------ Input rows ------

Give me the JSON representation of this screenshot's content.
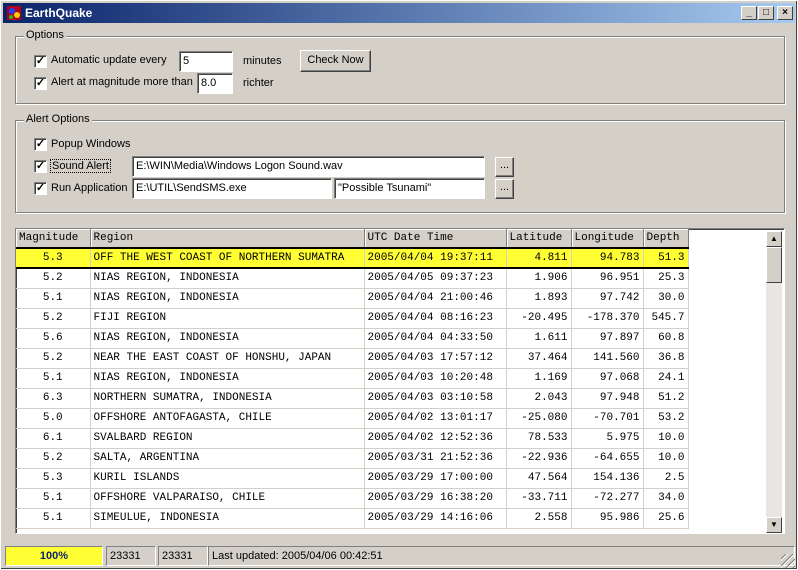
{
  "window": {
    "title": "EarthQuake"
  },
  "options": {
    "label": "Options",
    "auto_update_label": "Automatic update every",
    "auto_update_value": "5",
    "auto_update_unit": "minutes",
    "alert_mag_label": "Alert at magnitude more than",
    "alert_mag_value": "8.0",
    "alert_mag_unit": "richter",
    "check_now": "Check Now"
  },
  "alert_options": {
    "label": "Alert Options",
    "popup_label": "Popup Windows",
    "sound_label": "Sound Alert",
    "sound_path": "E:\\WIN\\Media\\Windows Logon Sound.wav",
    "run_label": "Run Application",
    "run_path": "E:\\UTIL\\SendSMS.exe",
    "run_args": "\"Possible Tsunami\"",
    "browse": "..."
  },
  "table": {
    "headers": [
      "Magnitude",
      "Region",
      "UTC Date Time",
      "Latitude",
      "Longitude",
      "Depth"
    ],
    "rows": [
      [
        "5.3",
        "OFF THE WEST COAST OF NORTHERN SUMATRA",
        "2005/04/04 19:37:11",
        "4.811",
        "94.783",
        "51.3"
      ],
      [
        "5.2",
        "NIAS REGION, INDONESIA",
        "2005/04/05 09:37:23",
        "1.906",
        "96.951",
        "25.3"
      ],
      [
        "5.1",
        "NIAS REGION, INDONESIA",
        "2005/04/04 21:00:46",
        "1.893",
        "97.742",
        "30.0"
      ],
      [
        "5.2",
        "FIJI REGION",
        "2005/04/04 08:16:23",
        "-20.495",
        "-178.370",
        "545.7"
      ],
      [
        "5.6",
        "NIAS REGION, INDONESIA",
        "2005/04/04 04:33:50",
        "1.611",
        "97.897",
        "60.8"
      ],
      [
        "5.2",
        "NEAR THE EAST COAST OF HONSHU, JAPAN",
        "2005/04/03 17:57:12",
        "37.464",
        "141.560",
        "36.8"
      ],
      [
        "5.1",
        "NIAS REGION, INDONESIA",
        "2005/04/03 10:20:48",
        "1.169",
        "97.068",
        "24.1"
      ],
      [
        "6.3",
        "NORTHERN SUMATRA, INDONESIA",
        "2005/04/03 03:10:58",
        "2.043",
        "97.948",
        "51.2"
      ],
      [
        "5.0",
        "OFFSHORE ANTOFAGASTA, CHILE",
        "2005/04/02 13:01:17",
        "-25.080",
        "-70.701",
        "53.2"
      ],
      [
        "6.1",
        "SVALBARD REGION",
        "2005/04/02 12:52:36",
        "78.533",
        "5.975",
        "10.0"
      ],
      [
        "5.2",
        "SALTA, ARGENTINA",
        "2005/03/31 21:52:36",
        "-22.936",
        "-64.655",
        "10.0"
      ],
      [
        "5.3",
        "KURIL ISLANDS",
        "2005/03/29 17:00:00",
        "47.564",
        "154.136",
        "2.5"
      ],
      [
        "5.1",
        "OFFSHORE VALPARAISO, CHILE",
        "2005/03/29 16:38:20",
        "-33.711",
        "-72.277",
        "34.0"
      ],
      [
        "5.1",
        "SIMEULUE, INDONESIA",
        "2005/03/29 14:16:06",
        "2.558",
        "95.986",
        "25.6"
      ]
    ]
  },
  "status": {
    "progress": "100%",
    "progress_color": "#ffff33",
    "count1": "23331",
    "count2": "23331",
    "last_updated": "Last updated: 2005/04/06 00:42:51"
  }
}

------

▸ Task to carry out:
Find the word "OFFSHORE" in the material, then list each line that holds it.

▸ Completed task:
        "OFFSHORE ANTOFAGASTA, CHILE",
        "OFFSHORE VALPARAISO, CHILE",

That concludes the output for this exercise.